▶ [Problem details] Copy every line of the listing that holds the string "recreation".

▶ [Supplied entries]
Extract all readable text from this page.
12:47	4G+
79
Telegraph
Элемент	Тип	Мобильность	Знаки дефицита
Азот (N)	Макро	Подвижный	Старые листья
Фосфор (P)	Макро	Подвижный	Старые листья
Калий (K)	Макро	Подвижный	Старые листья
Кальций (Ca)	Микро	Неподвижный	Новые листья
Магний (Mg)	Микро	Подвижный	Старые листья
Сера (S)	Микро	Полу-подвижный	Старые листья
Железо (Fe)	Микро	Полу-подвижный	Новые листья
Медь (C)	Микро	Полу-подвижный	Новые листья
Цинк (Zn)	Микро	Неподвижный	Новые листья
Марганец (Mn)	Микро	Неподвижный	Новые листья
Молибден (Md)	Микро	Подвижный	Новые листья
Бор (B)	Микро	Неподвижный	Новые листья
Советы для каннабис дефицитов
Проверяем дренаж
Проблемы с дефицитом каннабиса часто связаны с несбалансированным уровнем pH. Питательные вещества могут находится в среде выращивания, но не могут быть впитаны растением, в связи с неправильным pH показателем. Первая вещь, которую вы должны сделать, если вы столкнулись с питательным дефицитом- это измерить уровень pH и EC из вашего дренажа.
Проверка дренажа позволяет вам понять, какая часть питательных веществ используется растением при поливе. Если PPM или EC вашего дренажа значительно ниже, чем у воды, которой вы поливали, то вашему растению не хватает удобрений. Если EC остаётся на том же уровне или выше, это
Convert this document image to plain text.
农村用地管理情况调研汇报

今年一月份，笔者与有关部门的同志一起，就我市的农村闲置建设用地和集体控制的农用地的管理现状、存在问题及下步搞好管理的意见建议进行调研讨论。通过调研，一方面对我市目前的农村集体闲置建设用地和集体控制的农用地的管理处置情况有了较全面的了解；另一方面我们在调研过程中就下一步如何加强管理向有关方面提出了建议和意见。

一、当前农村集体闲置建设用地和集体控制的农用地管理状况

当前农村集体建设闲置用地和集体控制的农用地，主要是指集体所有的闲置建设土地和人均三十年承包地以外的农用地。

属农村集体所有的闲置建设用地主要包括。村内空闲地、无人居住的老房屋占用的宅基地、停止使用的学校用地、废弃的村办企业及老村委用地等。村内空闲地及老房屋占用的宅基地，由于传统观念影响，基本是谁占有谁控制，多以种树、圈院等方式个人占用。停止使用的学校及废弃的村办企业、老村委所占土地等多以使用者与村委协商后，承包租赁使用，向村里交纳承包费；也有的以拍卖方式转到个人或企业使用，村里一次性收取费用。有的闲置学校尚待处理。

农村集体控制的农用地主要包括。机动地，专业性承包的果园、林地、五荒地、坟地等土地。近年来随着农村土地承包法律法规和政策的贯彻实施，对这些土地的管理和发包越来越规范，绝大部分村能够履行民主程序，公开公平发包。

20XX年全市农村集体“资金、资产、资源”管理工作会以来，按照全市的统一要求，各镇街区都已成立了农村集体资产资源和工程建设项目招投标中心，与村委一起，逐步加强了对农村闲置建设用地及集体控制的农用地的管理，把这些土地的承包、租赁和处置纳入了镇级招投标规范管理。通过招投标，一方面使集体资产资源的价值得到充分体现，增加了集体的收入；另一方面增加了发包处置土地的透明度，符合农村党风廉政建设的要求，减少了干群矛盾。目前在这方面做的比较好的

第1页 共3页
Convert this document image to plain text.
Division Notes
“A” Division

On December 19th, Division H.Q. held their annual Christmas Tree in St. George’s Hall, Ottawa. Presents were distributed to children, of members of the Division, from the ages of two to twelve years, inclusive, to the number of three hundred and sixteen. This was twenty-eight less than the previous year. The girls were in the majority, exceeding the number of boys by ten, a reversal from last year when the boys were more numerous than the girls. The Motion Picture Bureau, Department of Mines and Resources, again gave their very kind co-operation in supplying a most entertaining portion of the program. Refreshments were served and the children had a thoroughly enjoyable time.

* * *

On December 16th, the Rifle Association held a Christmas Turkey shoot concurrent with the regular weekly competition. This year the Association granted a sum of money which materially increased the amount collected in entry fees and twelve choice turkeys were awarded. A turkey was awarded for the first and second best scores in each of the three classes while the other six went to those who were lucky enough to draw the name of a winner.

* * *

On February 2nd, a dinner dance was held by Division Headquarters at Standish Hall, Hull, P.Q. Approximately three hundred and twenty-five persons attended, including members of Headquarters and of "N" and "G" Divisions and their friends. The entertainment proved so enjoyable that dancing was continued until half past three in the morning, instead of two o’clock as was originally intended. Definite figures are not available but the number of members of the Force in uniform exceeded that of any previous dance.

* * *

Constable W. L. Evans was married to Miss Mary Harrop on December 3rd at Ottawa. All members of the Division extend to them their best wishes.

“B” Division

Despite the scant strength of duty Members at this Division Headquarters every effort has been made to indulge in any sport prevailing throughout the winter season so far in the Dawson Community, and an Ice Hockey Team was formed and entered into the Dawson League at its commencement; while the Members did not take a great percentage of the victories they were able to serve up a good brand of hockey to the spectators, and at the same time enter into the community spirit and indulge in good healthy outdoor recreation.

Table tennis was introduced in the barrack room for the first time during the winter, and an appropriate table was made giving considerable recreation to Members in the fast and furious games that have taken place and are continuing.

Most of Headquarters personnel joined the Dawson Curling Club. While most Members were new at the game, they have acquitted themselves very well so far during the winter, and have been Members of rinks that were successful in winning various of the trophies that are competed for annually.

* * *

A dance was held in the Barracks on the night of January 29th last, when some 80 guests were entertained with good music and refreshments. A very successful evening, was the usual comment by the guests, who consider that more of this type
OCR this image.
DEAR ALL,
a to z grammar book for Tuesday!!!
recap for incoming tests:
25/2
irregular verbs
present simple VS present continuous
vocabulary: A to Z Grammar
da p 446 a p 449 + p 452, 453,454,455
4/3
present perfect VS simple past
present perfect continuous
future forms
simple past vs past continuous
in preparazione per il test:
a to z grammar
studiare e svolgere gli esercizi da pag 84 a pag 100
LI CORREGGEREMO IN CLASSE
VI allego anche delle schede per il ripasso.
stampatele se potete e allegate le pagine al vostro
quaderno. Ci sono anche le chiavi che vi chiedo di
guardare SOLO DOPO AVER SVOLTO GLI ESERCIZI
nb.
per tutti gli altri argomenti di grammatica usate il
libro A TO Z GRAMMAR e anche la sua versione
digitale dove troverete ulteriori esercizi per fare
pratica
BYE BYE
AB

▶ [Exercise response]
Despite the scant strength of duty Members at this Division Headquarters every effort has been made to indulge in any sport prevailing throughout the winter season so far in the Dawson Community, and an Ice Hockey Team was formed and entered into the Dawson League at its commencement; while the Members did not take a great percentage of the victories they were able to serve up a good brand of hockey to the spectators, and at the same time enter into the community spirit and indulge in good healthy outdoor recreation.
Table tennis was introduced in the barrack room for the first time during the winter, and an appropriate table was made giving considerable recreation to Members in the fast and furious games that have taken place and are continuing.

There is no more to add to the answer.